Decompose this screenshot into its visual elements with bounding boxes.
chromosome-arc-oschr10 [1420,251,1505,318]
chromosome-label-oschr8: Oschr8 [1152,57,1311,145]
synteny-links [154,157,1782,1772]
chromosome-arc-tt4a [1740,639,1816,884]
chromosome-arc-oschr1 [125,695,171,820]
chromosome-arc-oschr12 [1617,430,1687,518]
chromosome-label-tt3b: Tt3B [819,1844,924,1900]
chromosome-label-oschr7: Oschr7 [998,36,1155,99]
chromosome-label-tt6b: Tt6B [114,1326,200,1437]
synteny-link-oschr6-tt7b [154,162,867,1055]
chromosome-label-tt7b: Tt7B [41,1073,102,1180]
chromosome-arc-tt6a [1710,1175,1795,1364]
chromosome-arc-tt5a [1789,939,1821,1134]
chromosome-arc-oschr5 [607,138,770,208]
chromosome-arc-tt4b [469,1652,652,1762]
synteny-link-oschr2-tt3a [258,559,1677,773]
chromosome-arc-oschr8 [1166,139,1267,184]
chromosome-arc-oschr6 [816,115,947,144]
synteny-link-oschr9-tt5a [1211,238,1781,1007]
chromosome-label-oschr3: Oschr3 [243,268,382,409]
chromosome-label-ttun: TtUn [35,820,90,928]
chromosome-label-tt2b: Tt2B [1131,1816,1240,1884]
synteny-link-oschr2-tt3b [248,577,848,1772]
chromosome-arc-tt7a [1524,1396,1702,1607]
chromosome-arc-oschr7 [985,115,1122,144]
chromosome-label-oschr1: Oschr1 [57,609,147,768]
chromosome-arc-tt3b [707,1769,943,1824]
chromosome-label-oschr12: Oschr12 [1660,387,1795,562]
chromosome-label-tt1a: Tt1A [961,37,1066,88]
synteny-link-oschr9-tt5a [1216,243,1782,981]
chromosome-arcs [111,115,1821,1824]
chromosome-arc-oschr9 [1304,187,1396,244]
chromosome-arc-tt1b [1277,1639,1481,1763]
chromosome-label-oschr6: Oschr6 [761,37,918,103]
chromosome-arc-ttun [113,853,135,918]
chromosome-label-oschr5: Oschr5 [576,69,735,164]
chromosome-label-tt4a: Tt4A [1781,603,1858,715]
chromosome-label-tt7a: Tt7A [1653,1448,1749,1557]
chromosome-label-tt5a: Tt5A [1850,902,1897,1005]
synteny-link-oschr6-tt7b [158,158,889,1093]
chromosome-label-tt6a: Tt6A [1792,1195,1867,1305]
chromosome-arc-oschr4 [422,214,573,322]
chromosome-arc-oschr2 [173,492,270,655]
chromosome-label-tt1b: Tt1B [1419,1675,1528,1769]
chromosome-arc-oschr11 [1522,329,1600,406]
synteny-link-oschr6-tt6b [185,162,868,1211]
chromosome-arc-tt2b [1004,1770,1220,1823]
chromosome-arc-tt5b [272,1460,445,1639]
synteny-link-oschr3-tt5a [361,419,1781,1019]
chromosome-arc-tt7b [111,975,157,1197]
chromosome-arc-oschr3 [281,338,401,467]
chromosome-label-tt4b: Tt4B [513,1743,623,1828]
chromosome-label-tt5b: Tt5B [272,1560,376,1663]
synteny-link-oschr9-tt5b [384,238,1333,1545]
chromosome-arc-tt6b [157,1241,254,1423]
---*---
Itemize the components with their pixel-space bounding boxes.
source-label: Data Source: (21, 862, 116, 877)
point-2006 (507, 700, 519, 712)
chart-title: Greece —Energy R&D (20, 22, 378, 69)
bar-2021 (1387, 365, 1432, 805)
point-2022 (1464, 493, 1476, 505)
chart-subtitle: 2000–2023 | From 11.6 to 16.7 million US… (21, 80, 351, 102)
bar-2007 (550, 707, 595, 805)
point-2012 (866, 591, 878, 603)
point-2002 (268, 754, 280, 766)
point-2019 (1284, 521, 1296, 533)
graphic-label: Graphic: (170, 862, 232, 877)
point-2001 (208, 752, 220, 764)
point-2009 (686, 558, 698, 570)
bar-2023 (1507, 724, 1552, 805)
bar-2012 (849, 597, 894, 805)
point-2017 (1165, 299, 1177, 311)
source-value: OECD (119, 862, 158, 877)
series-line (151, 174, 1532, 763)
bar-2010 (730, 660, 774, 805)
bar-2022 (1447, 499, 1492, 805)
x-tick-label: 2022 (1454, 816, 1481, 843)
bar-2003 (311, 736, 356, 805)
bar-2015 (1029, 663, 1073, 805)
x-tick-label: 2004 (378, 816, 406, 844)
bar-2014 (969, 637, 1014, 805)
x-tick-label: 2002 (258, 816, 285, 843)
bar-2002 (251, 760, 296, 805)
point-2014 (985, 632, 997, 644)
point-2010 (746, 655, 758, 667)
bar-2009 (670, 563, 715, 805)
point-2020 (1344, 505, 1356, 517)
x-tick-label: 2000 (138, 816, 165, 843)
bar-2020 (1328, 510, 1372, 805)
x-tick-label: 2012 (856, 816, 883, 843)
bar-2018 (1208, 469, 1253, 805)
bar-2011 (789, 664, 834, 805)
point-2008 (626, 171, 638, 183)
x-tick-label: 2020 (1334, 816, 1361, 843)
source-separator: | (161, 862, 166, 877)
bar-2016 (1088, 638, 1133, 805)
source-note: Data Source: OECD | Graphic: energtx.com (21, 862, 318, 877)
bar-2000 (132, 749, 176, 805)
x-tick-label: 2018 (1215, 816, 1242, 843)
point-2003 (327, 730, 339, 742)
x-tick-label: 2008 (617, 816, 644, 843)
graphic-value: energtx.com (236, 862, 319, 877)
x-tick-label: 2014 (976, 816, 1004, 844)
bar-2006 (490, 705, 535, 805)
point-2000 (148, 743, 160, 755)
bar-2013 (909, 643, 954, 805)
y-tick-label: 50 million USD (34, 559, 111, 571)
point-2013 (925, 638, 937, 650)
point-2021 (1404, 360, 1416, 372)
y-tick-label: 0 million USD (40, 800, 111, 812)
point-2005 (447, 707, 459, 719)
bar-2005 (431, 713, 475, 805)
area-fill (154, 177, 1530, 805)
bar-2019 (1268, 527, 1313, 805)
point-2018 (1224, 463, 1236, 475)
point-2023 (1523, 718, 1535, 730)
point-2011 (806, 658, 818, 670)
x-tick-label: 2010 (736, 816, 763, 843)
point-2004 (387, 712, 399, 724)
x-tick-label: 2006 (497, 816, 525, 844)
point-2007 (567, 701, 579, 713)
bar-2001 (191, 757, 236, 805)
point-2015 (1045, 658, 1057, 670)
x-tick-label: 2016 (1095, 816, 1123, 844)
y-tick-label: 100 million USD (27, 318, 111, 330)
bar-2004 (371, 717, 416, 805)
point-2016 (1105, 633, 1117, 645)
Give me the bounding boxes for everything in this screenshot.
---*---
WHAT IS EXPECTED: In the lines starting with the one containing "Decompose this screenshot" and going on through the one containing "chromosome-arc-tt4a [1740,639,1816,884]", change "visual elements" to "graphical components". Give only those lines, with everything else left unchanged.

RESPONSE TO THE EXERCISE:
Decompose this screenshot into its graphical components with bounding boxes.
chromosome-arc-oschr10 [1420,251,1505,318]
chromosome-label-oschr8: Oschr8 [1152,57,1311,145]
synteny-links [154,157,1782,1772]
chromosome-arc-tt4a [1740,639,1816,884]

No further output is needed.